* Set task:
Copy the data precisely, keeping every character.

** START OF Data supplied **

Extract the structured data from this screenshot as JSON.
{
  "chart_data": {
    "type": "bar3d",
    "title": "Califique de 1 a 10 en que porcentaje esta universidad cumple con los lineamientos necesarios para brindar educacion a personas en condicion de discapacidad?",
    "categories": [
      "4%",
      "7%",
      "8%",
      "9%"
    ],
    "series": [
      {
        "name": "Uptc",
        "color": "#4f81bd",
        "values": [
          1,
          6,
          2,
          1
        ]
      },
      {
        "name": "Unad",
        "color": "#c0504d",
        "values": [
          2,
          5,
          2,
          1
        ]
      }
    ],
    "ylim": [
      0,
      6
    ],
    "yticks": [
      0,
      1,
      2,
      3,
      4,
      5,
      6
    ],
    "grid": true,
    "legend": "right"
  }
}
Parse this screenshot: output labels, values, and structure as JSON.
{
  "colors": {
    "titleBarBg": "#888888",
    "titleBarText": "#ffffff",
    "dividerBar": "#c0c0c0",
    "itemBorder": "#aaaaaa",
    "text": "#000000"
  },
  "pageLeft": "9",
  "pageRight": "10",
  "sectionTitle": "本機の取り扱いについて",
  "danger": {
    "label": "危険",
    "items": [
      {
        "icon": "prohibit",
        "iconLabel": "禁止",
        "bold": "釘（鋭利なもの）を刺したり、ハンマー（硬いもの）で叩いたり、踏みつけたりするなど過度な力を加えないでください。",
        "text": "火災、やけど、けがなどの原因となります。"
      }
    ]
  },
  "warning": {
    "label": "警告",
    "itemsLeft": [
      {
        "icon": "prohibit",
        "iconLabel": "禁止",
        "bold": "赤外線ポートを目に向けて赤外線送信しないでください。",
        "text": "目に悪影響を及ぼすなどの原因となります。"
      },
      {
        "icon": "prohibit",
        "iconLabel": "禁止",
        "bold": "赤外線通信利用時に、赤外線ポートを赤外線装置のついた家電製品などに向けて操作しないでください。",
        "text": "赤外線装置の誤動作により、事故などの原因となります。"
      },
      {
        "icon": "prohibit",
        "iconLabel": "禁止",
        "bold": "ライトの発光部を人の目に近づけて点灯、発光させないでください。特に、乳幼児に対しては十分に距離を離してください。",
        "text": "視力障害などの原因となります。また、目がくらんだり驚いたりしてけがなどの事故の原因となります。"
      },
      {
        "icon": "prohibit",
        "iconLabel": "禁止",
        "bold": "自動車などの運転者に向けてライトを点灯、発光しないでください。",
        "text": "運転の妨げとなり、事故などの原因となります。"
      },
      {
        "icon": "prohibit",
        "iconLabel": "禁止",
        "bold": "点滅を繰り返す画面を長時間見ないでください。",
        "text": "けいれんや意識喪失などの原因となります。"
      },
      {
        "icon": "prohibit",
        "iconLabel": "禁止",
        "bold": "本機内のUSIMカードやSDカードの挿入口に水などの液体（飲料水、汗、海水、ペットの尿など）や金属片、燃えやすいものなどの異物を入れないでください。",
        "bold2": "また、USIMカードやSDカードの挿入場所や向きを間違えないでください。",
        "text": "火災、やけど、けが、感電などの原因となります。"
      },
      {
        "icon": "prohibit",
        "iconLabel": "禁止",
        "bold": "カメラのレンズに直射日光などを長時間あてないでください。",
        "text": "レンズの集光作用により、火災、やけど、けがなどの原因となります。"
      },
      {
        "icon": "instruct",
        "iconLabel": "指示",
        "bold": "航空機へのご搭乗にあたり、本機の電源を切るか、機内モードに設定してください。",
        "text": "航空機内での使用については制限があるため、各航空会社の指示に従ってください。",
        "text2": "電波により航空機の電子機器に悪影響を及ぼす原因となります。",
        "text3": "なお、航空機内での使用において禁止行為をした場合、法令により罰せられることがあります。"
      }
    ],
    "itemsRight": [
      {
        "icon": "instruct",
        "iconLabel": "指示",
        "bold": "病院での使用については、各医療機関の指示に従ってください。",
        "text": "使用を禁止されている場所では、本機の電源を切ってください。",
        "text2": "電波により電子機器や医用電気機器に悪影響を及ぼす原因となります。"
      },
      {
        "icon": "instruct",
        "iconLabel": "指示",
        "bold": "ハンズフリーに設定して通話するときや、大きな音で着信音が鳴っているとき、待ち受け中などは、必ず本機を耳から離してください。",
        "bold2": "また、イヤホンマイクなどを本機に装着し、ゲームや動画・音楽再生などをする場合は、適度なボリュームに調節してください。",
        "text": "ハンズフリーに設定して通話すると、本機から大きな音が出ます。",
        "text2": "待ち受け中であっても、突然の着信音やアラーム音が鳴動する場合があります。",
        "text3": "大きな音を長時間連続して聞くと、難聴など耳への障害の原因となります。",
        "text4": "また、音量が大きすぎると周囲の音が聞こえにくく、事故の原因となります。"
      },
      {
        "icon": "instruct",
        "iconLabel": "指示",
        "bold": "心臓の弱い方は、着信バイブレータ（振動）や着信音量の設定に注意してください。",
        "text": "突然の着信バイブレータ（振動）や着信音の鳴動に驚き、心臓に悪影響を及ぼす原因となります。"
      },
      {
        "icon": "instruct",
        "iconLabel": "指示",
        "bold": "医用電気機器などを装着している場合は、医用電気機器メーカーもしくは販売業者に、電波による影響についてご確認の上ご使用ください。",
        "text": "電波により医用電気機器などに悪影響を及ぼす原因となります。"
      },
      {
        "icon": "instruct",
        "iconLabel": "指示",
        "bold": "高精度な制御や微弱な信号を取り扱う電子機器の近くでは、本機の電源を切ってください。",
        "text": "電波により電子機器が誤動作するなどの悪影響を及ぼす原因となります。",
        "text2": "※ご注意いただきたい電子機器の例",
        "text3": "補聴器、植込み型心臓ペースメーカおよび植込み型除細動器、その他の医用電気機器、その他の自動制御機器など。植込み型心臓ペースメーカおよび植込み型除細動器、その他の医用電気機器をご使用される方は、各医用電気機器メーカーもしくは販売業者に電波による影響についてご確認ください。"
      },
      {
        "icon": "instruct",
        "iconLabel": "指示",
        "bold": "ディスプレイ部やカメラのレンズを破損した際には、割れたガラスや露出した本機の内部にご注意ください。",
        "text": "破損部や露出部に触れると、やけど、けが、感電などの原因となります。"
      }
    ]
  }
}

** END OF Data supplied **

* Task output:
Extract the structured data from this screenshot as JSON.
{
  "chart_data": {
    "type": "bar3d",
    "title": "Califique de 1 a 10 en que porcentaje esta universidad cumple con los lineamientos necesarios para brindar educacion a personas en condicion de discapacidad?",
    "categories": [
      "4%",
      "7%",
      "8%",
      "9%"
    ],
    "series": [
      {
        "name": "Uptc",
        "color": "#4f81bd",
        "values": [
          1,
          6,
          2,
          1
        ]
      },
      {
        "name": "Unad",
        "color": "#c0504d",
        "values": [
          2,
          5,
          2,
          1
        ]
      }
    ],
    "ylim": [
      0,
      6
    ],
    "yticks": [
      0,
      1,
      2,
      3,
      4,
      5,
      6
    ],
    "grid": true,
    "legend": "right"
  }
}
Parse this screenshot: output labels, values, and structure as JSON.
{
  "colors": {
    "titleBarBg": "#888888",
    "titleBarText": "#ffffff",
    "dividerBar": "#c0c0c0",
    "itemBorder": "#aaaaaa",
    "text": "#000000"
  },
  "pageLeft": "9",
  "pageRight": "10",
  "sectionTitle": "本機の取り扱いについて",
  "danger": {
    "label": "危険",
    "items": [
      {
        "icon": "prohibit",
        "iconLabel": "禁止",
        "bold": "釘（鋭利なもの）を刺したり、ハンマー（硬いもの）で叩いたり、踏みつけたりするなど過度な力を加えないでください。",
        "text": "火災、やけど、けがなどの原因となります。"
      }
    ]
  },
  "warning": {
    "label": "警告",
    "itemsLeft": [
      {
        "icon": "prohibit",
        "iconLabel": "禁止",
        "bold": "赤外線ポートを目に向けて赤外線送信しないでください。",
        "text": "目に悪影響を及ぼすなどの原因となります。"
      },
      {
        "icon": "prohibit",
        "iconLabel": "禁止",
        "bold": "赤外線通信利用時に、赤外線ポートを赤外線装置のついた家電製品などに向けて操作しないでください。",
        "text": "赤外線装置の誤動作により、事故などの原因となります。"
      },
      {
        "icon": "prohibit",
        "iconLabel": "禁止",
        "bold": "ライトの発光部を人の目に近づけて点灯、発光させないでください。特に、乳幼児に対しては十分に距離を離してください。",
        "text": "視力障害などの原因となります。また、目がくらんだり驚いたりしてけがなどの事故の原因となります。"
      },
      {
        "icon": "prohibit",
        "iconLabel": "禁止",
        "bold": "自動車などの運転者に向けてライトを点灯、発光しないでください。",
        "text": "運転の妨げとなり、事故などの原因となります。"
      },
      {
        "icon": "prohibit",
        "iconLabel": "禁止",
        "bold": "点滅を繰り返す画面を長時間見ないでください。",
        "text": "けいれんや意識喪失などの原因となります。"
      },
      {
        "icon": "prohibit",
        "iconLabel": "禁止",
        "bold": "本機内のUSIMカードやSDカードの挿入口に水などの液体（飲料水、汗、海水、ペットの尿など）や金属片、燃えやすいものなどの異物を入れないでください。",
        "bold2": "また、USIMカードやSDカードの挿入場所や向きを間違えないでください。",
        "text": "火災、やけど、けが、感電などの原因となります。"
      },
      {
        "icon": "prohibit",
        "iconLabel": "禁止",
        "bold": "カメラのレンズに直射日光などを長時間あてないでください。",
        "text": "レンズの集光作用により、火災、やけど、けがなどの原因となります。"
      },
      {
        "icon": "instruct",
        "iconLabel": "指示",
        "bold": "航空機へのご搭乗にあたり、本機の電源を切るか、機内モードに設定してください。",
        "text": "航空機内での使用については制限があるため、各航空会社の指示に従ってください。",
        "text2": "電波により航空機の電子機器に悪影響を及ぼす原因となります。",
        "text3": "なお、航空機内での使用において禁止行為をした場合、法令により罰せられることがあります。"
      }
    ],
    "itemsRight": [
      {
        "icon": "instruct",
        "iconLabel": "指示",
        "bold": "病院での使用については、各医療機関の指示に従ってください。",
        "text": "使用を禁止されている場所では、本機の電源を切ってください。",
        "text2": "電波により電子機器や医用電気機器に悪影響を及ぼす原因となります。"
      },
      {
        "icon": "instruct",
        "iconLabel": "指示",
        "bold": "ハンズフリーに設定して通話するときや、大きな音で着信音が鳴っているとき、待ち受け中などは、必ず本機を耳から離してください。",
        "bold2": "また、イヤホンマイクなどを本機に装着し、ゲームや動画・音楽再生などをする場合は、適度なボリュームに調節してください。",
        "text": "ハンズフリーに設定して通話すると、本機から大きな音が出ます。",
        "text2": "待ち受け中であっても、突然の着信音やアラーム音が鳴動する場合があります。",
        "text3": "大きな音を長時間連続して聞くと、難聴など耳への障害の原因となります。",
        "text4": "また、音量が大きすぎると周囲の音が聞こえにくく、事故の原因となります。"
      },
      {
        "icon": "instruct",
        "iconLabel": "指示",
        "bold": "心臓の弱い方は、着信バイブレータ（振動）や着信音量の設定に注意してください。",
        "text": "突然の着信バイブレータ（振動）や着信音の鳴動に驚き、心臓に悪影響を及ぼす原因となります。"
      },
      {
        "icon": "instruct",
        "iconLabel": "指示",
        "bold": "医用電気機器などを装着している場合は、医用電気機器メーカーもしくは販売業者に、電波による影響についてご確認の上ご使用ください。",
        "text": "電波により医用電気機器などに悪影響を及ぼす原因となります。"
      },
      {
        "icon": "instruct",
        "iconLabel": "指示",
        "bold": "高精度な制御や微弱な信号を取り扱う電子機器の近くでは、本機の電源を切ってください。",
        "text": "電波により電子機器が誤動作するなどの悪影響を及ぼす原因となります。",
        "text2": "※ご注意いただきたい電子機器の例",
        "text3": "補聴器、植込み型心臓ペースメーカおよび植込み型除細動器、その他の医用電気機器、その他の自動制御機器など。植込み型心臓ペースメーカおよび植込み型除細動器、その他の医用電気機器をご使用される方は、各医用電気機器メーカーもしくは販売業者に電波による影響についてご確認ください。"
      },
      {
        "icon": "instruct",
        "iconLabel": "指示",
        "bold": "ディスプレイ部やカメラのレンズを破損した際には、割れたガラスや露出した本機の内部にご注意ください。",
        "text": "破損部や露出部に触れると、やけど、けが、感電などの原因となります。"
      }
    ]
  }
}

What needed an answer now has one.